- _Set problem_:
In the data below, find every line with the string "icon" and pull it out.

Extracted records
-- start --

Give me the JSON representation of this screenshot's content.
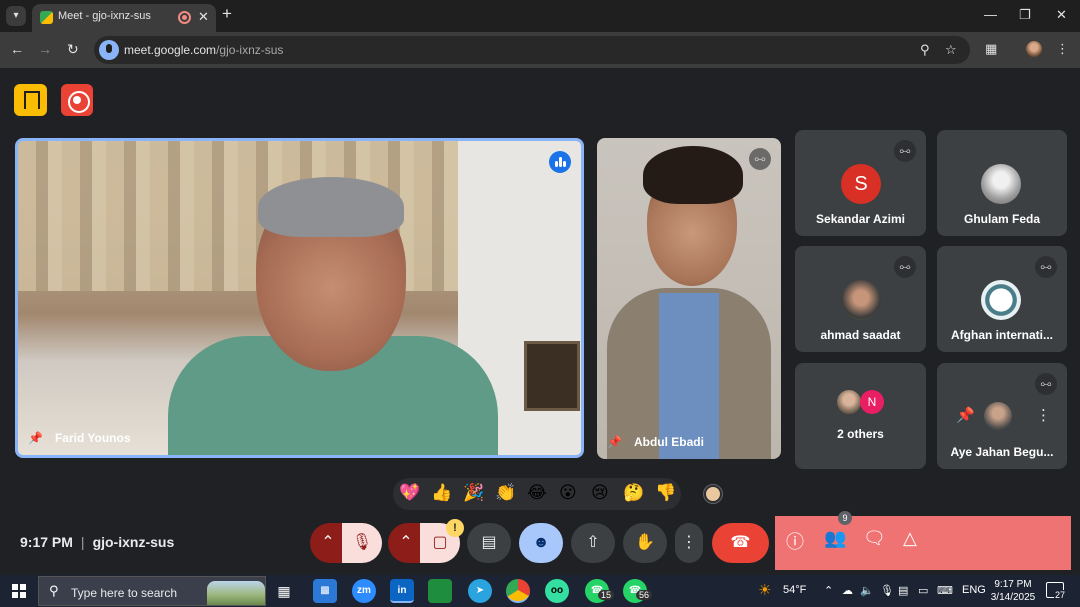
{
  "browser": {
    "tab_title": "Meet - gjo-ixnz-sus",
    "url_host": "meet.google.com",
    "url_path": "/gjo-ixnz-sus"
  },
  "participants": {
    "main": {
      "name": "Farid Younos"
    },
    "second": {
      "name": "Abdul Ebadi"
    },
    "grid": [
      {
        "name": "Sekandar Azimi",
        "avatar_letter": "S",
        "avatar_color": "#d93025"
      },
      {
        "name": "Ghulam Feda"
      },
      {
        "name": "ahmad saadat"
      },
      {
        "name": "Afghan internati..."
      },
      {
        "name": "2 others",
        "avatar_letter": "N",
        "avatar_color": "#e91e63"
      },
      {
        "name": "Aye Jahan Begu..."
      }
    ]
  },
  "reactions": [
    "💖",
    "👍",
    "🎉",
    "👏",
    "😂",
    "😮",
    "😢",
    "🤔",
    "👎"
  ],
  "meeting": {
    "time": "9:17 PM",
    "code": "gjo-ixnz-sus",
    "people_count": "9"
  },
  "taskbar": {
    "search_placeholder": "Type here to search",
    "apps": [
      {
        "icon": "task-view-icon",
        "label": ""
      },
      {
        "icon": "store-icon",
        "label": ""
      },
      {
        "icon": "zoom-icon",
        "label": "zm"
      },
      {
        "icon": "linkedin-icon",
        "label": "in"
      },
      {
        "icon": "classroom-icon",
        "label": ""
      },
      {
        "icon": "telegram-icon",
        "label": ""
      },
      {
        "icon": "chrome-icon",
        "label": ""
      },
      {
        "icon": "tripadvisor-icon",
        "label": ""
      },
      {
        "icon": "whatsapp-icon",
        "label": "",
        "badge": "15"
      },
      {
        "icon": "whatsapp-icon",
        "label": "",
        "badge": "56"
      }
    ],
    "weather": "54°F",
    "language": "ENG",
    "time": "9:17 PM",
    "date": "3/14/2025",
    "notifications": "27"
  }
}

-- end --

- _Finished task_:
        "icon": "task-view-icon",
        "icon": "store-icon",
        "icon": "zoom-icon",
        "icon": "linkedin-icon",
        "icon": "classroom-icon",
        "icon": "telegram-icon",
        "icon": "chrome-icon",
        "icon": "tripadvisor-icon",
        "icon": "whatsapp-icon",
        "icon": "whatsapp-icon",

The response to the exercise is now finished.